-------- MATERIAL PROVIDED

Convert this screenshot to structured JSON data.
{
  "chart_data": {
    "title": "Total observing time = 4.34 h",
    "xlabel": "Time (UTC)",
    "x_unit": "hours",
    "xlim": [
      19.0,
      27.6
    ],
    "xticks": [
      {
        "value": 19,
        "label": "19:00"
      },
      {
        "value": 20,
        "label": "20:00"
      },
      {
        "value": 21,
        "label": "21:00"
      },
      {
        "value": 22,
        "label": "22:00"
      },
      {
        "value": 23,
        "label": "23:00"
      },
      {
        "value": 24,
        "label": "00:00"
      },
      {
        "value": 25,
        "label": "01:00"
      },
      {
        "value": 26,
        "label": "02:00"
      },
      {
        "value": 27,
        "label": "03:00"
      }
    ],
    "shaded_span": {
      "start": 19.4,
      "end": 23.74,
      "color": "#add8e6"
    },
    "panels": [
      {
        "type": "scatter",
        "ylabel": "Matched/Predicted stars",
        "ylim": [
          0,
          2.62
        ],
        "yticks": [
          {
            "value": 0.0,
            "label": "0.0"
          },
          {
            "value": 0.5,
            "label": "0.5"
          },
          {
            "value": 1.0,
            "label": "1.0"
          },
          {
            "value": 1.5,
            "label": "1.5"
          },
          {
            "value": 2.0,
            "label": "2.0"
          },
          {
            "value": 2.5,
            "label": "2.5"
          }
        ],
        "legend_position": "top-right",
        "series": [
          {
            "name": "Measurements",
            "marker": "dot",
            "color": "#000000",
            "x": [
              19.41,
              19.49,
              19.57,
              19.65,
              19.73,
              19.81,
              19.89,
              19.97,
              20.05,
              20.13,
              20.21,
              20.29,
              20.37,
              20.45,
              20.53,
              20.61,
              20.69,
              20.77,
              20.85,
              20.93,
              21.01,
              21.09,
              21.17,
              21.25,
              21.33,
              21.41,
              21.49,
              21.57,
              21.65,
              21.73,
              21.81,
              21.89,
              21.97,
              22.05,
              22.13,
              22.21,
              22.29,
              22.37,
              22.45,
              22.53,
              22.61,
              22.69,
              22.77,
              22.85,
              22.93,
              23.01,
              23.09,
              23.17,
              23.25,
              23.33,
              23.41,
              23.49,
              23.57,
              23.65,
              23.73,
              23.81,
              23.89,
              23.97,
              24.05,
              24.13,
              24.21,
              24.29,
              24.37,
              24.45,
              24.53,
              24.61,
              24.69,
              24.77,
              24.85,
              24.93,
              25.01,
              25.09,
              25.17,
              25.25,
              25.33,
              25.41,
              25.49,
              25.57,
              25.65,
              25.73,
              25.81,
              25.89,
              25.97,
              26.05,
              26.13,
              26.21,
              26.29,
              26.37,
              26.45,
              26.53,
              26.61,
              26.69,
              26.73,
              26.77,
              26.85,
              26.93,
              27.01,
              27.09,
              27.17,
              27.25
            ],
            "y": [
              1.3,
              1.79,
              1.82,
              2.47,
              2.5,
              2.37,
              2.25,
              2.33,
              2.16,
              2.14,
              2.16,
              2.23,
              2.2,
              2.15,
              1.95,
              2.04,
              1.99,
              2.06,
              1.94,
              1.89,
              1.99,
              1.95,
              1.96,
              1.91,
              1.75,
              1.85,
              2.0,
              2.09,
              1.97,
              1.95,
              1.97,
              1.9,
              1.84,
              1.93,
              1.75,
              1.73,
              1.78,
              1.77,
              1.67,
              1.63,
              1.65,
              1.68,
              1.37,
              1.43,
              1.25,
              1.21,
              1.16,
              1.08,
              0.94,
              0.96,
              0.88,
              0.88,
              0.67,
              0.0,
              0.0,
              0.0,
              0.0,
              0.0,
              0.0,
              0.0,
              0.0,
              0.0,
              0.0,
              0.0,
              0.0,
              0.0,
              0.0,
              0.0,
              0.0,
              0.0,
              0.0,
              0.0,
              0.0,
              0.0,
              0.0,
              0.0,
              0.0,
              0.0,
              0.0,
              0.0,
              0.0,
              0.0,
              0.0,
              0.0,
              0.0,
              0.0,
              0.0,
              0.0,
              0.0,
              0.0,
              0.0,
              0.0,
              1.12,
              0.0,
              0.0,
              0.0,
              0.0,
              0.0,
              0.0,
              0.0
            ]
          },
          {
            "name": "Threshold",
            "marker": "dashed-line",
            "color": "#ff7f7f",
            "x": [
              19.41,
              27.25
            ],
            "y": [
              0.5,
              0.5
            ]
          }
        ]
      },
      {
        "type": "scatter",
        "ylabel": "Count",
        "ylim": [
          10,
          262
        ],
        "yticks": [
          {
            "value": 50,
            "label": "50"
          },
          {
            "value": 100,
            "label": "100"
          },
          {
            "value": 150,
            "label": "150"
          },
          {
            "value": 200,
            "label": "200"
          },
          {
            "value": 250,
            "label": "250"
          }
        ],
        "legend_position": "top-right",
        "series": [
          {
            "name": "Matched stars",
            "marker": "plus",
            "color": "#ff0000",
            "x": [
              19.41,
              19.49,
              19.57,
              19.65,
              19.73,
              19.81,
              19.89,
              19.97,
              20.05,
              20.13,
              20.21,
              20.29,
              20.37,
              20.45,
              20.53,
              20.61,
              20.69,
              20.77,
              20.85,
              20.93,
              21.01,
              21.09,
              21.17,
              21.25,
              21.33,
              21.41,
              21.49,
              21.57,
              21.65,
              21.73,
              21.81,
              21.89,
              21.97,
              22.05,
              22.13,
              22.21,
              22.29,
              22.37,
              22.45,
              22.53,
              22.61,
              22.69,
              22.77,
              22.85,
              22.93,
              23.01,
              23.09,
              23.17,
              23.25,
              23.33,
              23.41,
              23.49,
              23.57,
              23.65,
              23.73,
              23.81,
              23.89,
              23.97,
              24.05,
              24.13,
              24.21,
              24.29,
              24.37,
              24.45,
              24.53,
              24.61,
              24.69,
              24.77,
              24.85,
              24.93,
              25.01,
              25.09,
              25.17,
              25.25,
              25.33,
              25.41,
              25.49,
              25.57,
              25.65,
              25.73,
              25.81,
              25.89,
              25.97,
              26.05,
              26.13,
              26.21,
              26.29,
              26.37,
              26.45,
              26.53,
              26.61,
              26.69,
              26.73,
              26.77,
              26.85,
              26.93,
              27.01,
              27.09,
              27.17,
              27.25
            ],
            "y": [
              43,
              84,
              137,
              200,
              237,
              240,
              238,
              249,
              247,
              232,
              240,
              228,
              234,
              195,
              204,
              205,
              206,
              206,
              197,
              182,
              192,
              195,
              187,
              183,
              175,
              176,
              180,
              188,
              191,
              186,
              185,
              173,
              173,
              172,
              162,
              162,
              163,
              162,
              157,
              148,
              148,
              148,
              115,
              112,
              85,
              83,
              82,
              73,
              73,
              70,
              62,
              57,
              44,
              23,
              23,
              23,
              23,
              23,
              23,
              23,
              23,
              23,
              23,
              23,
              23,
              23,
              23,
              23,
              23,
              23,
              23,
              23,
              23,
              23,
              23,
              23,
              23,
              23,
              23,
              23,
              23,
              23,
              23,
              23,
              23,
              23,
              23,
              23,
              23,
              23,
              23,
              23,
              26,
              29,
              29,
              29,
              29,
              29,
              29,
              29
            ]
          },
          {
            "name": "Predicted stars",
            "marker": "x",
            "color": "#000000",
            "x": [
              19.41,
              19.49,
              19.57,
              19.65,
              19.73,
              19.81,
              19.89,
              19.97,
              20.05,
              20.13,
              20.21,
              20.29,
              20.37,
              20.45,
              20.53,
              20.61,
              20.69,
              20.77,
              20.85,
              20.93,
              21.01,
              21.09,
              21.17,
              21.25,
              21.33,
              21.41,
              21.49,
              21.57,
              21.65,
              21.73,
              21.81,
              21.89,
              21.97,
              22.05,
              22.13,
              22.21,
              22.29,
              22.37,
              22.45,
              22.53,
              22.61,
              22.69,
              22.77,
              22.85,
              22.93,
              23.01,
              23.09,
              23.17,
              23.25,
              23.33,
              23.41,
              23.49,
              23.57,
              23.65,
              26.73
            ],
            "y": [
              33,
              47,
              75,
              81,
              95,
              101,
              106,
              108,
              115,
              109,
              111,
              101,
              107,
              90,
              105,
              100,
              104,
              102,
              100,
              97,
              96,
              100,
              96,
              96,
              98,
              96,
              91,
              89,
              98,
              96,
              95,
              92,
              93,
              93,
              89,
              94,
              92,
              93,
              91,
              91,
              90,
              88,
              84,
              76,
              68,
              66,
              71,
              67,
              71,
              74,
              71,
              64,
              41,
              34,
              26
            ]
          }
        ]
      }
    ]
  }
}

----------------

**EXERCISE**
Copy in full each line that holds the word "Predicted".

**OUTPUT**
        "ylabel": "Matched/Predicted stars",
            "name": "Predicted stars",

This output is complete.